• **EXERCISE DIRECTIONS**
Look through the data below and say how many of its lines contain "this", adding nothing else.

Items from a figure collection:
BEGIN

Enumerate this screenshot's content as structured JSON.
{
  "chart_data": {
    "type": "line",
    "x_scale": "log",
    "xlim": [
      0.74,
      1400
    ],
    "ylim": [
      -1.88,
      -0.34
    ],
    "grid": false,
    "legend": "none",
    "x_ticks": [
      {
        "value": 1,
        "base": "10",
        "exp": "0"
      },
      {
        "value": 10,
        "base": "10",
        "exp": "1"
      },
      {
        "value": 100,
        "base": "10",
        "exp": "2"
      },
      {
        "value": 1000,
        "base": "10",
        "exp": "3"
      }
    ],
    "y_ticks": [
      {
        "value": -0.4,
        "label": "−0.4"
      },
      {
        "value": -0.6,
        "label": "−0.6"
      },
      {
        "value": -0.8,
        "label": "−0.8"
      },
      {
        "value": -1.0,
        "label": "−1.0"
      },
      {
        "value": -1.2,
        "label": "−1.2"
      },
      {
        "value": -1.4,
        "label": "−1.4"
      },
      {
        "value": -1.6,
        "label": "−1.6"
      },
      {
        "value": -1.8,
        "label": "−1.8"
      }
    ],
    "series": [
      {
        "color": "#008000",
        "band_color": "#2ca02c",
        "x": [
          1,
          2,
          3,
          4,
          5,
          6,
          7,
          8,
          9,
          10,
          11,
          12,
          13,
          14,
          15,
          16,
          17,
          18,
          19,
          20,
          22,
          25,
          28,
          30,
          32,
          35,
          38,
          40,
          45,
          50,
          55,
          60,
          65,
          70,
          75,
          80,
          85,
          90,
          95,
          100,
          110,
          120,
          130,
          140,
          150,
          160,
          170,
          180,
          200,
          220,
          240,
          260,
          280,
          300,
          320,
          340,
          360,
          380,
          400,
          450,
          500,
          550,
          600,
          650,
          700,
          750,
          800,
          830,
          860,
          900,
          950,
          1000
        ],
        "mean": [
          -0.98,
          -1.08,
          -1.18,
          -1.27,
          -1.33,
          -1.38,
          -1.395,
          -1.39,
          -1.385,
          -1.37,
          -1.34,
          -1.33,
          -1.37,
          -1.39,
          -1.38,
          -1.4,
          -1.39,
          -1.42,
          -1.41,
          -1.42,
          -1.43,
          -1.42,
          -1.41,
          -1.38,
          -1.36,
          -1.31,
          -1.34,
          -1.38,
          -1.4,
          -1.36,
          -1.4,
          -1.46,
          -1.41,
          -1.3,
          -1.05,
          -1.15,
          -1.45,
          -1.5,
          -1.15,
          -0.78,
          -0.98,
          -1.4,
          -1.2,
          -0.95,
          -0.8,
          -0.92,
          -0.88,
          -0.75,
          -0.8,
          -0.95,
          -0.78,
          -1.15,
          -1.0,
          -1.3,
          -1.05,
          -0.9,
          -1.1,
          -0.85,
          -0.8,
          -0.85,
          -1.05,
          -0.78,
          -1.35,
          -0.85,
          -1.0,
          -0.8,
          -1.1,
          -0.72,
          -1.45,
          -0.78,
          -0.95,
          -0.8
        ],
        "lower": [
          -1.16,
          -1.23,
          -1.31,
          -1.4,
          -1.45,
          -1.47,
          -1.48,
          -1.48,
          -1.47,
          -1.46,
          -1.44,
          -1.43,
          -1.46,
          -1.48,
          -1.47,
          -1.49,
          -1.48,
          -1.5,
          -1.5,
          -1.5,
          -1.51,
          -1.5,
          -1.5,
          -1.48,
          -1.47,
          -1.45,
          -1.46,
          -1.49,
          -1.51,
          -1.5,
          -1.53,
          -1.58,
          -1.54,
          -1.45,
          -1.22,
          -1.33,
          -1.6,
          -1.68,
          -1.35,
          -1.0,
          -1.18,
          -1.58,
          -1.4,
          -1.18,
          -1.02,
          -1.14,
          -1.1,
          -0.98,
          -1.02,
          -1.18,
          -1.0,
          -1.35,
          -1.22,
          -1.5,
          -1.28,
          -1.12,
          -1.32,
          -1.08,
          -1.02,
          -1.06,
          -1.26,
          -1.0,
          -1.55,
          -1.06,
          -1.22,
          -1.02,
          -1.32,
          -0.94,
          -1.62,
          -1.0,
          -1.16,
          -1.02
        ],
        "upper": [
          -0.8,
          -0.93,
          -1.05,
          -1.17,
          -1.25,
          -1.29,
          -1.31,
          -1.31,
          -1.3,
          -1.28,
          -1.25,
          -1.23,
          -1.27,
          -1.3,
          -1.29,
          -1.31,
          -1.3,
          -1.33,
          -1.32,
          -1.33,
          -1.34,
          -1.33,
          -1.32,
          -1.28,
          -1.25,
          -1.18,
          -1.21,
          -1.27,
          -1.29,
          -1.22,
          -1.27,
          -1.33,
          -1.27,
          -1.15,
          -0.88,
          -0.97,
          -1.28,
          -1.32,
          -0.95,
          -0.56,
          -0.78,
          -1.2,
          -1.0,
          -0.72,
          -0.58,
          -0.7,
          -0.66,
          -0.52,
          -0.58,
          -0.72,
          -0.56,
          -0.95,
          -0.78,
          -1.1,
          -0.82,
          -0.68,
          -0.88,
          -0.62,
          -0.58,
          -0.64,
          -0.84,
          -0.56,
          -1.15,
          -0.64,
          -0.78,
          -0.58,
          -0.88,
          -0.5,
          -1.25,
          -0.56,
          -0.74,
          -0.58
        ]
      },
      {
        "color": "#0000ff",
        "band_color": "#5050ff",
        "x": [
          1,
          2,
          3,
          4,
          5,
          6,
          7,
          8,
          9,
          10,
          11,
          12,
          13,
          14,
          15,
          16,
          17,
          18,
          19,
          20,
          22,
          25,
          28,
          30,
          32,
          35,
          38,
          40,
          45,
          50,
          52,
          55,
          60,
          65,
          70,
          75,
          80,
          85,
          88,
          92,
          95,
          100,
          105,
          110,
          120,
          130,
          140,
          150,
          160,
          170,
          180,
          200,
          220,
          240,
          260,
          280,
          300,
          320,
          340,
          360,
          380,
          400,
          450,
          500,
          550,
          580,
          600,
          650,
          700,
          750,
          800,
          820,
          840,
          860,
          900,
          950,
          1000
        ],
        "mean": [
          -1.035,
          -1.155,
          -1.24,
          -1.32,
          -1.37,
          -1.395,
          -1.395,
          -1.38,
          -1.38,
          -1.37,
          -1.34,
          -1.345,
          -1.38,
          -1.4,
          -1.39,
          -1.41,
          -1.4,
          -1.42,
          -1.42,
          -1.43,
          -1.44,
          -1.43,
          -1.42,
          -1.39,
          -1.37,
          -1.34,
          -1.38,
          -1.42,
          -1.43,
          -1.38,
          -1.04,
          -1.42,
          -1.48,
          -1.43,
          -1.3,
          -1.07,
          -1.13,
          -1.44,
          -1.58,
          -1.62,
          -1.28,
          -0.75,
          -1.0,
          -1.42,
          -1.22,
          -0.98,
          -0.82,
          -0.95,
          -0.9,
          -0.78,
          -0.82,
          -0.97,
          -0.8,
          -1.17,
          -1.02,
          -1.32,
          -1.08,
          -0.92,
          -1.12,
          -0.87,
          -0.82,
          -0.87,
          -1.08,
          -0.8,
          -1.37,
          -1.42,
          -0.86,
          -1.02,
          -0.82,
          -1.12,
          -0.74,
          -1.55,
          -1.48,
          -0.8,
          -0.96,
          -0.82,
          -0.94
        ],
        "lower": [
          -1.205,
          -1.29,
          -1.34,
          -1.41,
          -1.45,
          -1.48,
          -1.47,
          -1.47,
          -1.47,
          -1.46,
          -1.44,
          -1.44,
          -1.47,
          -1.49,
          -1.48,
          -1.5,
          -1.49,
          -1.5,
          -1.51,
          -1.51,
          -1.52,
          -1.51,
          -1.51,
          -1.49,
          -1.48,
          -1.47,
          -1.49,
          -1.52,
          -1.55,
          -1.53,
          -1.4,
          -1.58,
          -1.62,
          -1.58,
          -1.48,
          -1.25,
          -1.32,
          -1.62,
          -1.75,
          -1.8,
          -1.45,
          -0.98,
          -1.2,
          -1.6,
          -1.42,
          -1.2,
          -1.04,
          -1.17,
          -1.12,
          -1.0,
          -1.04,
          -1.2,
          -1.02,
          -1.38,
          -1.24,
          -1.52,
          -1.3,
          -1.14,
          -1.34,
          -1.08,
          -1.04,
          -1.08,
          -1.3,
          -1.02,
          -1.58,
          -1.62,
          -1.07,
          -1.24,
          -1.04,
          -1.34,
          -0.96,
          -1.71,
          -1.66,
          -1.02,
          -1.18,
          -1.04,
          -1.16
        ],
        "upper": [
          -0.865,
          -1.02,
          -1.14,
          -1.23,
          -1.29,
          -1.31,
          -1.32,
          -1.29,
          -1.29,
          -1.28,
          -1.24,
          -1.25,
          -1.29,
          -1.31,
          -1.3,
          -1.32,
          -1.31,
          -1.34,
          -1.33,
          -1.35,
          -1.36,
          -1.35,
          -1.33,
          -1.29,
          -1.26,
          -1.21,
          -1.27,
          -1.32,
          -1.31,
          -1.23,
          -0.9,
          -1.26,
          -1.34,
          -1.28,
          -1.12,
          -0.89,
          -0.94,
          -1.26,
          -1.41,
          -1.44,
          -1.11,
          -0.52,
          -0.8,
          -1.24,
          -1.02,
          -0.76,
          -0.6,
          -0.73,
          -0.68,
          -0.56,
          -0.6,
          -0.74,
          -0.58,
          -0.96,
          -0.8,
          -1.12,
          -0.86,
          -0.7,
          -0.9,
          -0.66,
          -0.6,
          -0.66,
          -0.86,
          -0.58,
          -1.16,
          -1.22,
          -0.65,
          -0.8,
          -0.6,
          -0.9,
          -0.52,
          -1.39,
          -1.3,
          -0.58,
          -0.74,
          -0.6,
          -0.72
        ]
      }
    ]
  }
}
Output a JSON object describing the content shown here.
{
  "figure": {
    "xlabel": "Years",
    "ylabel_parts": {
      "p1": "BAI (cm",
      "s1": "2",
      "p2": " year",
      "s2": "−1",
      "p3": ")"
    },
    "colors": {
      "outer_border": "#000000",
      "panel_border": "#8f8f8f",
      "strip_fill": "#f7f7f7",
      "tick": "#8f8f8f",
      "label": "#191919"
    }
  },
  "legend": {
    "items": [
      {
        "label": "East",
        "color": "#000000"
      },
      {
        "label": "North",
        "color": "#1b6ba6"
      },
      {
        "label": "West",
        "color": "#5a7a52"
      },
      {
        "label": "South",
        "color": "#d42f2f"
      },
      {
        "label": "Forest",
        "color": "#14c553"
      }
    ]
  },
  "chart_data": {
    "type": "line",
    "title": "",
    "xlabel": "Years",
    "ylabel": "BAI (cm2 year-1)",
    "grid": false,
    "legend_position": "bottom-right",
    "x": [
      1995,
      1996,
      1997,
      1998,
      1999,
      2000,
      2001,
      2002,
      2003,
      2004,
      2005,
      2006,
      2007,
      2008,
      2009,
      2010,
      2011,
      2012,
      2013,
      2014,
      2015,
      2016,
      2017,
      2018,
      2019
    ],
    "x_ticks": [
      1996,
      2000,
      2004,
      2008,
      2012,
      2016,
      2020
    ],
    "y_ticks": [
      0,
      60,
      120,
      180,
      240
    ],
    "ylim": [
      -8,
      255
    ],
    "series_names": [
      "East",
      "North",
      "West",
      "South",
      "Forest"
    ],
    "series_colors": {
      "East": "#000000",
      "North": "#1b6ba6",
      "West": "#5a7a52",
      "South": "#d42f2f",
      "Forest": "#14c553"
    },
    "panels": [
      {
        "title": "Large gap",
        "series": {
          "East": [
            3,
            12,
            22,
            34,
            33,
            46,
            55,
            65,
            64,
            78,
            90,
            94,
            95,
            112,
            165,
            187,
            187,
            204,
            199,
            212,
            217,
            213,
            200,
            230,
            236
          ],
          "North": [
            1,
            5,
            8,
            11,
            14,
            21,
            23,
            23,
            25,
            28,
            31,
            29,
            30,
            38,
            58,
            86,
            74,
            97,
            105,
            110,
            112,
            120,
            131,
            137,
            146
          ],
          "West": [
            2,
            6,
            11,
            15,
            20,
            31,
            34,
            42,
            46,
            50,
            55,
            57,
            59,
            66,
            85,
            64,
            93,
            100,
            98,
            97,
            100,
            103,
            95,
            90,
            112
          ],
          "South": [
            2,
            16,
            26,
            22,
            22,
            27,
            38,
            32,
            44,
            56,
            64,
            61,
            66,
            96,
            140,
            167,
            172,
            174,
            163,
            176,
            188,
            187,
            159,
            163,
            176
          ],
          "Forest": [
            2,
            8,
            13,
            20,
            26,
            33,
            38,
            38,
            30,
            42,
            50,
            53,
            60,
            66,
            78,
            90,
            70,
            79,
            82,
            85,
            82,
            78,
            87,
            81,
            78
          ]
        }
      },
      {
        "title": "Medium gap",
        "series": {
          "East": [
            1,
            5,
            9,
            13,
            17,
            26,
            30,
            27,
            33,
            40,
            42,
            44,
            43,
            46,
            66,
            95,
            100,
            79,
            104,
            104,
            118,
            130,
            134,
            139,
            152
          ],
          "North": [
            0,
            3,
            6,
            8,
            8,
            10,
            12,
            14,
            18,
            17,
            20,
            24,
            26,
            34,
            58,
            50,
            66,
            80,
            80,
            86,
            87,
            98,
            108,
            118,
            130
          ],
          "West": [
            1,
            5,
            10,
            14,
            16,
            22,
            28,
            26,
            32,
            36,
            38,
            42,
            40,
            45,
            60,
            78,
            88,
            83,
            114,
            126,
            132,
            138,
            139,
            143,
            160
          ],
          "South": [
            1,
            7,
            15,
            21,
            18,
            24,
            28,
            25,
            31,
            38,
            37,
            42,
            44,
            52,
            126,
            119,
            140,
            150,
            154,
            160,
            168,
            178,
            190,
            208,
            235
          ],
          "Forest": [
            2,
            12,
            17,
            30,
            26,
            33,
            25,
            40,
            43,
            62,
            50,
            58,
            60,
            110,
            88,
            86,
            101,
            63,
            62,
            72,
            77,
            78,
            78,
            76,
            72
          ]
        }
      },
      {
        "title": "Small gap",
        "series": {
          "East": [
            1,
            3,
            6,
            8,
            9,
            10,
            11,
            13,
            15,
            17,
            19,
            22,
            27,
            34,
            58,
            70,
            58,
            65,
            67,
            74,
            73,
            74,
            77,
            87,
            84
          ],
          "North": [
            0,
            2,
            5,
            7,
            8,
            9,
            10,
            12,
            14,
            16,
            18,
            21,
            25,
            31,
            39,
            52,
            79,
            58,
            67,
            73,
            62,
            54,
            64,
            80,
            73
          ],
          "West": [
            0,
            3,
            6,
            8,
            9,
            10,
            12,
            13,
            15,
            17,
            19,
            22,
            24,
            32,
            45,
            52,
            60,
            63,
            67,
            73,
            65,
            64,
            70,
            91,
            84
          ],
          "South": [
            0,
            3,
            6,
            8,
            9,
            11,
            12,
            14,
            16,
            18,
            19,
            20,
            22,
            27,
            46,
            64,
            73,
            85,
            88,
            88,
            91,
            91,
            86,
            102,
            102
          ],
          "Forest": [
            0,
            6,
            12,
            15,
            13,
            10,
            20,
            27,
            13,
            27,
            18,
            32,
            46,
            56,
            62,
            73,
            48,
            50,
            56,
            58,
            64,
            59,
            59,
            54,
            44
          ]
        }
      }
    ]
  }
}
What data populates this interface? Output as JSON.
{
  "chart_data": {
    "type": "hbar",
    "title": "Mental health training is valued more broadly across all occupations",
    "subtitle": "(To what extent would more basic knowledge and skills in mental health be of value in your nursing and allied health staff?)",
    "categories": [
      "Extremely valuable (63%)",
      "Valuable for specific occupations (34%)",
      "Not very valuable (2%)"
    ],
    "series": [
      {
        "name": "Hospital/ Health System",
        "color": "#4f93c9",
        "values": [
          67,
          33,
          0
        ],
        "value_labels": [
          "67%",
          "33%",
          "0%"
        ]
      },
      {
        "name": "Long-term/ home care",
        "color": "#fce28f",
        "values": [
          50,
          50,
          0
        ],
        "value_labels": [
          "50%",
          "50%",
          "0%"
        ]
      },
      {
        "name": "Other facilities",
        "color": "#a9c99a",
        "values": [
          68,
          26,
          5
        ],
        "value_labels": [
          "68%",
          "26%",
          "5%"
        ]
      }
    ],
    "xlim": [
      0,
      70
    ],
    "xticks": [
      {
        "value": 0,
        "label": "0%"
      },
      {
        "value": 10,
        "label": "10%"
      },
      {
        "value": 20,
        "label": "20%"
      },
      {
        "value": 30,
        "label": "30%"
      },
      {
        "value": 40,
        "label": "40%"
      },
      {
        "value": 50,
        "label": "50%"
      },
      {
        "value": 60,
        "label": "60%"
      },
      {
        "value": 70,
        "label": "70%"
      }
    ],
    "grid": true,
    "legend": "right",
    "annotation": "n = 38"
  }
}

END

• **PROBLEM SOLUTION**
2